§ **GIVEN EXERCISE**
Please retype each of the entries below line for line, without changing anything.

§ **STORED RECORDS**
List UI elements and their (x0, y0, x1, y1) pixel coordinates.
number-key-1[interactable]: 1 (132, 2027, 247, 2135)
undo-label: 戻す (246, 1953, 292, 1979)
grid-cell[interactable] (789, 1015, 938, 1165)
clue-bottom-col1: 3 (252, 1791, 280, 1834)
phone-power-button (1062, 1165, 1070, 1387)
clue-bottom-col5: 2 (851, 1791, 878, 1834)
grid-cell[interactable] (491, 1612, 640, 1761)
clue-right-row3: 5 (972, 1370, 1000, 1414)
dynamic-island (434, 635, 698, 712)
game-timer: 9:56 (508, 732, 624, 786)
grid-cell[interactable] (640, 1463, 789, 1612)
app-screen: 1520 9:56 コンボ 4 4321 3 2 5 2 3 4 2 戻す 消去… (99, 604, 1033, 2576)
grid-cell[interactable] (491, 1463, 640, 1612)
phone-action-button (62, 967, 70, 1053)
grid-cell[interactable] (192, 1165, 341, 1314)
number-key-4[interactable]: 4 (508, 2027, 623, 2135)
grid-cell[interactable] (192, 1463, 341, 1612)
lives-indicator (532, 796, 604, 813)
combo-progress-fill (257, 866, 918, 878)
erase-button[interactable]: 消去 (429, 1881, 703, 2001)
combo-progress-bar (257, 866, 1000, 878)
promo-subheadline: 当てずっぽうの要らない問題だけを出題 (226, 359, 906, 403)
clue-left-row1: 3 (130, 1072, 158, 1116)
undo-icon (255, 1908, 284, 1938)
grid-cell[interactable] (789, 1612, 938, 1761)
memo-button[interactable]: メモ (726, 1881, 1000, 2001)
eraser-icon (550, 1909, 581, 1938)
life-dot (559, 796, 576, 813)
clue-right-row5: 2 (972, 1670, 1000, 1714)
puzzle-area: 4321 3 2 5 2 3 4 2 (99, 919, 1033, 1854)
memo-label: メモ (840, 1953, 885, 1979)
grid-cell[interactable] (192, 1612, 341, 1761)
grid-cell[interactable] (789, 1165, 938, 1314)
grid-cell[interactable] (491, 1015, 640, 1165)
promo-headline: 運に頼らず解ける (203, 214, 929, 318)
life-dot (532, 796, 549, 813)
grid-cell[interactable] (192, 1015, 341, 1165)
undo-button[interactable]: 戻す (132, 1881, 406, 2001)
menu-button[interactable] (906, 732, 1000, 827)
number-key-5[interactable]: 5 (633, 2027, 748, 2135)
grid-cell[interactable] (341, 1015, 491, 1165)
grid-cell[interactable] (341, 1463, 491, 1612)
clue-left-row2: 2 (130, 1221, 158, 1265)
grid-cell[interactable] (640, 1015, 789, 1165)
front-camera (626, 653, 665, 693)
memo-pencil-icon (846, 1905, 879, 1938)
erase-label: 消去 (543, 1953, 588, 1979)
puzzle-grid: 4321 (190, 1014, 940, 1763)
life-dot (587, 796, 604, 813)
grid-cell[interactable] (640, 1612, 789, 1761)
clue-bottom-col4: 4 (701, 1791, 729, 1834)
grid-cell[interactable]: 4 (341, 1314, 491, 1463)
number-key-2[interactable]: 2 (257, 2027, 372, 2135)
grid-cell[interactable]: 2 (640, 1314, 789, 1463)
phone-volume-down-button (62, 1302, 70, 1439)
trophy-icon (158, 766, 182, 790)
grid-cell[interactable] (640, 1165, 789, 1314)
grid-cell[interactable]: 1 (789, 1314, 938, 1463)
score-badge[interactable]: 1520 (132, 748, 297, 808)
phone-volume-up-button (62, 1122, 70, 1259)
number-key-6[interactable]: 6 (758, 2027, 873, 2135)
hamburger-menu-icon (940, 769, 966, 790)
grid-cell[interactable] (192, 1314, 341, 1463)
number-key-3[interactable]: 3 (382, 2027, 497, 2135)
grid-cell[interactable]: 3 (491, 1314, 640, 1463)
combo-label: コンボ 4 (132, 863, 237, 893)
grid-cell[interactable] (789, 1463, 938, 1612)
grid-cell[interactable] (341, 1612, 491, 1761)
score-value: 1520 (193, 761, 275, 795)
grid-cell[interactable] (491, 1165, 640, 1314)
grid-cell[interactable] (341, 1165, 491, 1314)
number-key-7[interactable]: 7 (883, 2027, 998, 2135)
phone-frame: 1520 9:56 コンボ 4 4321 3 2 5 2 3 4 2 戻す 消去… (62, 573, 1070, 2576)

§ **WRITTEN REPLY**
List UI elements and their (x0, y0, x1, y1) pixel coordinates.
number-key-1[interactable]: 1 (132, 2027, 247, 2135)
undo-label: 戻す (246, 1953, 292, 1979)
grid-cell[interactable] (789, 1015, 938, 1165)
clue-bottom-col1: 3 (252, 1791, 280, 1834)
phone-power-button (1062, 1165, 1070, 1387)
clue-bottom-col5: 2 (851, 1791, 878, 1834)
grid-cell[interactable] (491, 1612, 640, 1761)
clue-right-row3: 5 (972, 1370, 1000, 1414)
dynamic-island (434, 635, 698, 712)
game-timer: 9:56 (508, 732, 624, 786)
grid-cell[interactable] (640, 1463, 789, 1612)
app-screen: 1520 9:56 コンボ 4 4321 3 2 5 2 3 4 2 戻す 消去… (99, 604, 1033, 2576)
grid-cell[interactable] (491, 1463, 640, 1612)
phone-action-button (62, 967, 70, 1053)
grid-cell[interactable] (192, 1165, 341, 1314)
number-key-4[interactable]: 4 (508, 2027, 623, 2135)
grid-cell[interactable] (192, 1463, 341, 1612)
lives-indicator (532, 796, 604, 813)
combo-progress-fill (257, 866, 918, 878)
erase-button[interactable]: 消去 (429, 1881, 703, 2001)
combo-progress-bar (257, 866, 1000, 878)
promo-subheadline: 当てずっぽうの要らない問題だけを出題 (226, 359, 906, 403)
clue-left-row1: 3 (130, 1072, 158, 1116)
undo-icon (255, 1908, 284, 1938)
grid-cell[interactable] (789, 1612, 938, 1761)
memo-button[interactable]: メモ (726, 1881, 1000, 2001)
eraser-icon (550, 1909, 581, 1938)
life-dot (559, 796, 576, 813)
clue-right-row5: 2 (972, 1670, 1000, 1714)
puzzle-area: 4321 3 2 5 2 3 4 2 (99, 919, 1033, 1854)
memo-label: メモ (840, 1953, 885, 1979)
grid-cell[interactable] (192, 1612, 341, 1761)
grid-cell[interactable] (789, 1165, 938, 1314)
grid-cell[interactable] (491, 1015, 640, 1165)
promo-headline: 運に頼らず解ける (203, 214, 929, 318)
life-dot (532, 796, 549, 813)
grid-cell[interactable] (192, 1015, 341, 1165)
undo-button[interactable]: 戻す (132, 1881, 406, 2001)
menu-button[interactable] (906, 732, 1000, 827)
number-key-5[interactable]: 5 (633, 2027, 748, 2135)
grid-cell[interactable] (341, 1015, 491, 1165)
grid-cell[interactable] (341, 1463, 491, 1612)
clue-left-row2: 2 (130, 1221, 158, 1265)
grid-cell[interactable] (640, 1015, 789, 1165)
front-camera (626, 653, 665, 693)
memo-pencil-icon (846, 1905, 879, 1938)
erase-label: 消去 (543, 1953, 588, 1979)
puzzle-grid: 4321 (190, 1014, 940, 1763)
life-dot (587, 796, 604, 813)
grid-cell[interactable] (640, 1612, 789, 1761)
clue-bottom-col4: 4 (701, 1791, 729, 1834)
grid-cell[interactable]: 4 (341, 1314, 491, 1463)
number-key-2[interactable]: 2 (257, 2027, 372, 2135)
grid-cell[interactable]: 2 (640, 1314, 789, 1463)
phone-volume-down-button (62, 1302, 70, 1439)
trophy-icon (158, 766, 182, 790)
grid-cell[interactable] (640, 1165, 789, 1314)
grid-cell[interactable]: 1 (789, 1314, 938, 1463)
score-badge[interactable]: 1520 (132, 748, 297, 808)
phone-volume-up-button (62, 1122, 70, 1259)
number-key-6[interactable]: 6 (758, 2027, 873, 2135)
hamburger-menu-icon (940, 769, 966, 790)
grid-cell[interactable] (192, 1314, 341, 1463)
number-key-3[interactable]: 3 (382, 2027, 497, 2135)
grid-cell[interactable]: 3 (491, 1314, 640, 1463)
combo-label: コンボ 4 (132, 863, 237, 893)
grid-cell[interactable] (789, 1463, 938, 1612)
grid-cell[interactable] (341, 1612, 491, 1761)
score-value: 1520 (193, 761, 275, 795)
grid-cell[interactable] (491, 1165, 640, 1314)
grid-cell[interactable] (341, 1165, 491, 1314)
number-key-7[interactable]: 7 (883, 2027, 998, 2135)
phone-frame: 1520 9:56 コンボ 4 4321 3 2 5 2 3 4 2 戻す 消去… (62, 573, 1070, 2576)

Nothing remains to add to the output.